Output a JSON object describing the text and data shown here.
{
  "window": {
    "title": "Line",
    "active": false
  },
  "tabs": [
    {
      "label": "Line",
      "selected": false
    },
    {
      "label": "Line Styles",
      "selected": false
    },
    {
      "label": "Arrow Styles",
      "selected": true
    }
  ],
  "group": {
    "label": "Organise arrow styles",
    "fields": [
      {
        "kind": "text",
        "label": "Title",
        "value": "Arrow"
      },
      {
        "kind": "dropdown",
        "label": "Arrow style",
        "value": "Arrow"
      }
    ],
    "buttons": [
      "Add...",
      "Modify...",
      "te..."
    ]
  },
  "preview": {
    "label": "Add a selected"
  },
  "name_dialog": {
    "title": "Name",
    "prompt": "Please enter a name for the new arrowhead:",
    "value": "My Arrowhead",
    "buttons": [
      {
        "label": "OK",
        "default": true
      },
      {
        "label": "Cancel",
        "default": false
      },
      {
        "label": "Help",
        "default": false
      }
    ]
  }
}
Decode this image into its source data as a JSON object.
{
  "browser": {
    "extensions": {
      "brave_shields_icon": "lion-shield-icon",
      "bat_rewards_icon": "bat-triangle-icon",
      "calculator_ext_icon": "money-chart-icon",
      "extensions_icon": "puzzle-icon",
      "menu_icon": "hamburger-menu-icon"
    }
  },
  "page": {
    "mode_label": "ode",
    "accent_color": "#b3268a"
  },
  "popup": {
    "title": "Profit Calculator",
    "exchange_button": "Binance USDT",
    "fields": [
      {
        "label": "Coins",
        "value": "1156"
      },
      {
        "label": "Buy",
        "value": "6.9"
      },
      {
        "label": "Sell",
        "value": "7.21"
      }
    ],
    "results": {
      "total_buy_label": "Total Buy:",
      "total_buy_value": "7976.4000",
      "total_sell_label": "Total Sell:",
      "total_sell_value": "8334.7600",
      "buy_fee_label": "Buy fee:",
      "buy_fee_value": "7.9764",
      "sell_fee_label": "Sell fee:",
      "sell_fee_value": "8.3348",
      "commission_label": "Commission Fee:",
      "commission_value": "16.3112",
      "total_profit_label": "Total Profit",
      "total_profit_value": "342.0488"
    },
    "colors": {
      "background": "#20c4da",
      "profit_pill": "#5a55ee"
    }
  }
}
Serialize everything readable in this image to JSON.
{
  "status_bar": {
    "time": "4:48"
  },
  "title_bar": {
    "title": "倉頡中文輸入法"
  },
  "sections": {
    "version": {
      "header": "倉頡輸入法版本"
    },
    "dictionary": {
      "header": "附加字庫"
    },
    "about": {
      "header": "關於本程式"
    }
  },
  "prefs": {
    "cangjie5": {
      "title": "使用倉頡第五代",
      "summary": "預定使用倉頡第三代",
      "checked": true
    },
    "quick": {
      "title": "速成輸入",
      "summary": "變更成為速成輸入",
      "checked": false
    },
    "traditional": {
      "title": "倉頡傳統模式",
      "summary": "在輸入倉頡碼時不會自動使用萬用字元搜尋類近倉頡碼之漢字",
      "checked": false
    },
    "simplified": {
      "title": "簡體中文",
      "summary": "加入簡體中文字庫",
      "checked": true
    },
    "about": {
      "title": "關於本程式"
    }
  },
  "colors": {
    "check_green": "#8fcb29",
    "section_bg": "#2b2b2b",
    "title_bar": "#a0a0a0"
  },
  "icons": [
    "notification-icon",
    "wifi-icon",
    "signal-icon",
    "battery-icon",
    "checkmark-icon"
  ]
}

···

## Task objective:
Please reproduce all of the entries exactly as they stand.

## Expected answer:
Output a JSON object describing the text and data shown here.
{
  "window": {
    "title": "Line",
    "active": false
  },
  "tabs": [
    {
      "label": "Line",
      "selected": false
    },
    {
      "label": "Line Styles",
      "selected": false
    },
    {
      "label": "Arrow Styles",
      "selected": true
    }
  ],
  "group": {
    "label": "Organise arrow styles",
    "fields": [
      {
        "kind": "text",
        "label": "Title",
        "value": "Arrow"
      },
      {
        "kind": "dropdown",
        "label": "Arrow style",
        "value": "Arrow"
      }
    ],
    "buttons": [
      "Add...",
      "Modify...",
      "te..."
    ]
  },
  "preview": {
    "label": "Add a selected"
  },
  "name_dialog": {
    "title": "Name",
    "prompt": "Please enter a name for the new arrowhead:",
    "value": "My Arrowhead",
    "buttons": [
      {
        "label": "OK",
        "default": true
      },
      {
        "label": "Cancel",
        "default": false
      },
      {
        "label": "Help",
        "default": false
      }
    ]
  }
}
Decode this image into its source data as a JSON object.
{
  "browser": {
    "extensions": {
      "brave_shields_icon": "lion-shield-icon",
      "bat_rewards_icon": "bat-triangle-icon",
      "calculator_ext_icon": "money-chart-icon",
      "extensions_icon": "puzzle-icon",
      "menu_icon": "hamburger-menu-icon"
    }
  },
  "page": {
    "mode_label": "ode",
    "accent_color": "#b3268a"
  },
  "popup": {
    "title": "Profit Calculator",
    "exchange_button": "Binance USDT",
    "fields": [
      {
        "label": "Coins",
        "value": "1156"
      },
      {
        "label": "Buy",
        "value": "6.9"
      },
      {
        "label": "Sell",
        "value": "7.21"
      }
    ],
    "results": {
      "total_buy_label": "Total Buy:",
      "total_buy_value": "7976.4000",
      "total_sell_label": "Total Sell:",
      "total_sell_value": "8334.7600",
      "buy_fee_label": "Buy fee:",
      "buy_fee_value": "7.9764",
      "sell_fee_label": "Sell fee:",
      "sell_fee_value": "8.3348",
      "commission_label": "Commission Fee:",
      "commission_value": "16.3112",
      "total_profit_label": "Total Profit",
      "total_profit_value": "342.0488"
    },
    "colors": {
      "background": "#20c4da",
      "profit_pill": "#5a55ee"
    }
  }
}
Serialize everything readable in this image to JSON.
{
  "status_bar": {
    "time": "4:48"
  },
  "title_bar": {
    "title": "倉頡中文輸入法"
  },
  "sections": {
    "version": {
      "header": "倉頡輸入法版本"
    },
    "dictionary": {
      "header": "附加字庫"
    },
    "about": {
      "header": "關於本程式"
    }
  },
  "prefs": {
    "cangjie5": {
      "title": "使用倉頡第五代",
      "summary": "預定使用倉頡第三代",
      "checked": true
    },
    "quick": {
      "title": "速成輸入",
      "summary": "變更成為速成輸入",
      "checked": false
    },
    "traditional": {
      "title": "倉頡傳統模式",
      "summary": "在輸入倉頡碼時不會自動使用萬用字元搜尋類近倉頡碼之漢字",
      "checked": false
    },
    "simplified": {
      "title": "簡體中文",
      "summary": "加入簡體中文字庫",
      "checked": true
    },
    "about": {
      "title": "關於本程式"
    }
  },
  "colors": {
    "check_green": "#8fcb29",
    "section_bg": "#2b2b2b",
    "title_bar": "#a0a0a0"
  },
  "icons": [
    "notification-icon",
    "wifi-icon",
    "signal-icon",
    "battery-icon",
    "checkmark-icon"
  ]
}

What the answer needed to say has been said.